** begin Input **

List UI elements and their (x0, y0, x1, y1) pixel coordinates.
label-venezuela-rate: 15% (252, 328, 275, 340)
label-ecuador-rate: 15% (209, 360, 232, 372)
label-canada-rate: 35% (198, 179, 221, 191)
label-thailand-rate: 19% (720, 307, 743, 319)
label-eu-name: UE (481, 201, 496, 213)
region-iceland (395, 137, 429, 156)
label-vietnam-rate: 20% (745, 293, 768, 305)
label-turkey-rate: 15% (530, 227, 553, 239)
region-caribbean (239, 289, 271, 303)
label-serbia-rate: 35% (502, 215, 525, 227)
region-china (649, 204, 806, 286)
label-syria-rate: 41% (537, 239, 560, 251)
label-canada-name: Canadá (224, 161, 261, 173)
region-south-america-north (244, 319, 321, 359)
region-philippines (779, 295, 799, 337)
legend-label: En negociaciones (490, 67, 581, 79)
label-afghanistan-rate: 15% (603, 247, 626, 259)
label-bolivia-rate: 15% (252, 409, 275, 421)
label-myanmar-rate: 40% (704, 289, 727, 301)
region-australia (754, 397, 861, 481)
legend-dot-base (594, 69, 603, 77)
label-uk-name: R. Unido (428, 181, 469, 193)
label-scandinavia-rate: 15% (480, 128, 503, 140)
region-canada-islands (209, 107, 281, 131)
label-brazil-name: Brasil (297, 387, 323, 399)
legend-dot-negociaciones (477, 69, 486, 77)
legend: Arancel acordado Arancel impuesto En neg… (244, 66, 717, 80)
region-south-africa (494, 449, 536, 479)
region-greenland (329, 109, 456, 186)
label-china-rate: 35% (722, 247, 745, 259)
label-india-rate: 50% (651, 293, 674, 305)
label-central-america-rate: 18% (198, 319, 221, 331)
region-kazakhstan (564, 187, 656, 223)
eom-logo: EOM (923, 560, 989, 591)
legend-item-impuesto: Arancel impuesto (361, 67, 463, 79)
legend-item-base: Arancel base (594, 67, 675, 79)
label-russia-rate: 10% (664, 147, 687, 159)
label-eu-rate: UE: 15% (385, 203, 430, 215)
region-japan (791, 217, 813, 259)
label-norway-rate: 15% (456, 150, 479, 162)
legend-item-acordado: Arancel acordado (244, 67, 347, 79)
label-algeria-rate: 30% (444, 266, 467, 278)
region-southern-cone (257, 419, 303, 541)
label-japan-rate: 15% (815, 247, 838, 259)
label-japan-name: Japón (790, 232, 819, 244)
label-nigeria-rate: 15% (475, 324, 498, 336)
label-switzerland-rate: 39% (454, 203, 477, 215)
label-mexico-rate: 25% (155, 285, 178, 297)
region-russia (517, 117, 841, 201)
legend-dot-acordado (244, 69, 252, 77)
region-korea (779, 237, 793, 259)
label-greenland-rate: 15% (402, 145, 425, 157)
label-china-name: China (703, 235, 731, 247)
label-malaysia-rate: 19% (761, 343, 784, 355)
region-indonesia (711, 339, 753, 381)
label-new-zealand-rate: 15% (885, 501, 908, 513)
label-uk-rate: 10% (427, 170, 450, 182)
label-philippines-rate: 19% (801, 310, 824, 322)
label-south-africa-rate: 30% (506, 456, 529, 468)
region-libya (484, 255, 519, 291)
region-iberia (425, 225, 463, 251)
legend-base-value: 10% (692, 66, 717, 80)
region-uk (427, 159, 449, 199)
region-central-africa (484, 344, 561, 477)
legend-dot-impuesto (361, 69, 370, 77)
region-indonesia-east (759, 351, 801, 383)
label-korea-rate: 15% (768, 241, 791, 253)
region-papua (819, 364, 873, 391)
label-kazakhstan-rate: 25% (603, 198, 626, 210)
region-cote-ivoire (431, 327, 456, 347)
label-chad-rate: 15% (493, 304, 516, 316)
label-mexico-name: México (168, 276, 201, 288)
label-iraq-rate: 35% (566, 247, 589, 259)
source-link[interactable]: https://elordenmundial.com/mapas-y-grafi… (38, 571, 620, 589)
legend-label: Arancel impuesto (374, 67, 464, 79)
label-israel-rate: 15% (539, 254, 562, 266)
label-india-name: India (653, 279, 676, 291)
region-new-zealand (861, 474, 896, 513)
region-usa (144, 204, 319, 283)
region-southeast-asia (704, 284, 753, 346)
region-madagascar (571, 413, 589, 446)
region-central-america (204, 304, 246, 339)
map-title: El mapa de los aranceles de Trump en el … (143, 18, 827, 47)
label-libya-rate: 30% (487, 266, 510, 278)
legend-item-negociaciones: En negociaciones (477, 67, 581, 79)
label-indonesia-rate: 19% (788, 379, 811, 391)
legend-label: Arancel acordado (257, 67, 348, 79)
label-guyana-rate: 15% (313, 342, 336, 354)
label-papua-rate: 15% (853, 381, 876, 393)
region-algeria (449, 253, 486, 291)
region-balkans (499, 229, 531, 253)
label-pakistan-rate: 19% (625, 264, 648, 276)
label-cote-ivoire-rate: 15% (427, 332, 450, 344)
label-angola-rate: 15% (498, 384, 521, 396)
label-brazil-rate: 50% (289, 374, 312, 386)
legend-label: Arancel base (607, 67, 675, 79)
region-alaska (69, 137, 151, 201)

** end Input **

[Short task]:
Reproduce all of the lines above verbatim, in the same order.

[Result of this exercise]:
List UI elements and their (x0, y0, x1, y1) pixel coordinates.
label-venezuela-rate: 15% (252, 328, 275, 340)
label-ecuador-rate: 15% (209, 360, 232, 372)
label-canada-rate: 35% (198, 179, 221, 191)
label-thailand-rate: 19% (720, 307, 743, 319)
label-eu-name: UE (481, 201, 496, 213)
region-iceland (395, 137, 429, 156)
label-vietnam-rate: 20% (745, 293, 768, 305)
label-turkey-rate: 15% (530, 227, 553, 239)
region-caribbean (239, 289, 271, 303)
label-serbia-rate: 35% (502, 215, 525, 227)
region-china (649, 204, 806, 286)
label-syria-rate: 41% (537, 239, 560, 251)
label-canada-name: Canadá (224, 161, 261, 173)
region-south-america-north (244, 319, 321, 359)
region-philippines (779, 295, 799, 337)
legend-label: En negociaciones (490, 67, 581, 79)
label-afghanistan-rate: 15% (603, 247, 626, 259)
label-bolivia-rate: 15% (252, 409, 275, 421)
label-myanmar-rate: 40% (704, 289, 727, 301)
region-australia (754, 397, 861, 481)
legend-dot-base (594, 69, 603, 77)
label-uk-name: R. Unido (428, 181, 469, 193)
label-scandinavia-rate: 15% (480, 128, 503, 140)
region-canada-islands (209, 107, 281, 131)
label-brazil-name: Brasil (297, 387, 323, 399)
legend-dot-negociaciones (477, 69, 486, 77)
legend: Arancel acordado Arancel impuesto En neg… (244, 66, 717, 80)
region-south-africa (494, 449, 536, 479)
region-greenland (329, 109, 456, 186)
label-china-rate: 35% (722, 247, 745, 259)
label-india-rate: 50% (651, 293, 674, 305)
label-central-america-rate: 18% (198, 319, 221, 331)
region-kazakhstan (564, 187, 656, 223)
eom-logo: EOM (923, 560, 989, 591)
legend-item-impuesto: Arancel impuesto (361, 67, 463, 79)
legend-item-base: Arancel base (594, 67, 675, 79)
label-russia-rate: 10% (664, 147, 687, 159)
label-eu-rate: UE: 15% (385, 203, 430, 215)
region-japan (791, 217, 813, 259)
label-norway-rate: 15% (456, 150, 479, 162)
legend-item-acordado: Arancel acordado (244, 67, 347, 79)
label-algeria-rate: 30% (444, 266, 467, 278)
region-southern-cone (257, 419, 303, 541)
label-japan-rate: 15% (815, 247, 838, 259)
label-japan-name: Japón (790, 232, 819, 244)
label-nigeria-rate: 15% (475, 324, 498, 336)
label-switzerland-rate: 39% (454, 203, 477, 215)
label-mexico-rate: 25% (155, 285, 178, 297)
region-russia (517, 117, 841, 201)
legend-dot-acordado (244, 69, 252, 77)
region-korea (779, 237, 793, 259)
label-greenland-rate: 15% (402, 145, 425, 157)
label-china-name: China (703, 235, 731, 247)
label-malaysia-rate: 19% (761, 343, 784, 355)
region-indonesia (711, 339, 753, 381)
label-new-zealand-rate: 15% (885, 501, 908, 513)
label-uk-rate: 10% (427, 170, 450, 182)
label-philippines-rate: 19% (801, 310, 824, 322)
label-south-africa-rate: 30% (506, 456, 529, 468)
region-libya (484, 255, 519, 291)
region-iberia (425, 225, 463, 251)
legend-base-value: 10% (692, 66, 717, 80)
region-uk (427, 159, 449, 199)
region-central-africa (484, 344, 561, 477)
legend-dot-impuesto (361, 69, 370, 77)
region-indonesia-east (759, 351, 801, 383)
label-korea-rate: 15% (768, 241, 791, 253)
region-papua (819, 364, 873, 391)
label-kazakhstan-rate: 25% (603, 198, 626, 210)
region-cote-ivoire (431, 327, 456, 347)
label-chad-rate: 15% (493, 304, 516, 316)
label-mexico-name: México (168, 276, 201, 288)
label-iraq-rate: 35% (566, 247, 589, 259)
source-link[interactable]: https://elordenmundial.com/mapas-y-grafi… (38, 571, 620, 589)
legend-label: Arancel impuesto (374, 67, 464, 79)
label-israel-rate: 15% (539, 254, 562, 266)
label-india-name: India (653, 279, 676, 291)
region-new-zealand (861, 474, 896, 513)
region-usa (144, 204, 319, 283)
region-southeast-asia (704, 284, 753, 346)
region-madagascar (571, 413, 589, 446)
region-central-america (204, 304, 246, 339)
map-title: El mapa de los aranceles de Trump en el … (143, 18, 827, 47)
label-libya-rate: 30% (487, 266, 510, 278)
legend-item-negociaciones: En negociaciones (477, 67, 581, 79)
label-indonesia-rate: 19% (788, 379, 811, 391)
legend-label: Arancel acordado (257, 67, 348, 79)
label-guyana-rate: 15% (313, 342, 336, 354)
label-papua-rate: 15% (853, 381, 876, 393)
region-algeria (449, 253, 486, 291)
region-balkans (499, 229, 531, 253)
label-pakistan-rate: 19% (625, 264, 648, 276)
label-cote-ivoire-rate: 15% (427, 332, 450, 344)
label-angola-rate: 15% (498, 384, 521, 396)
label-brazil-rate: 50% (289, 374, 312, 386)
legend-label: Arancel base (607, 67, 675, 79)
region-alaska (69, 137, 151, 201)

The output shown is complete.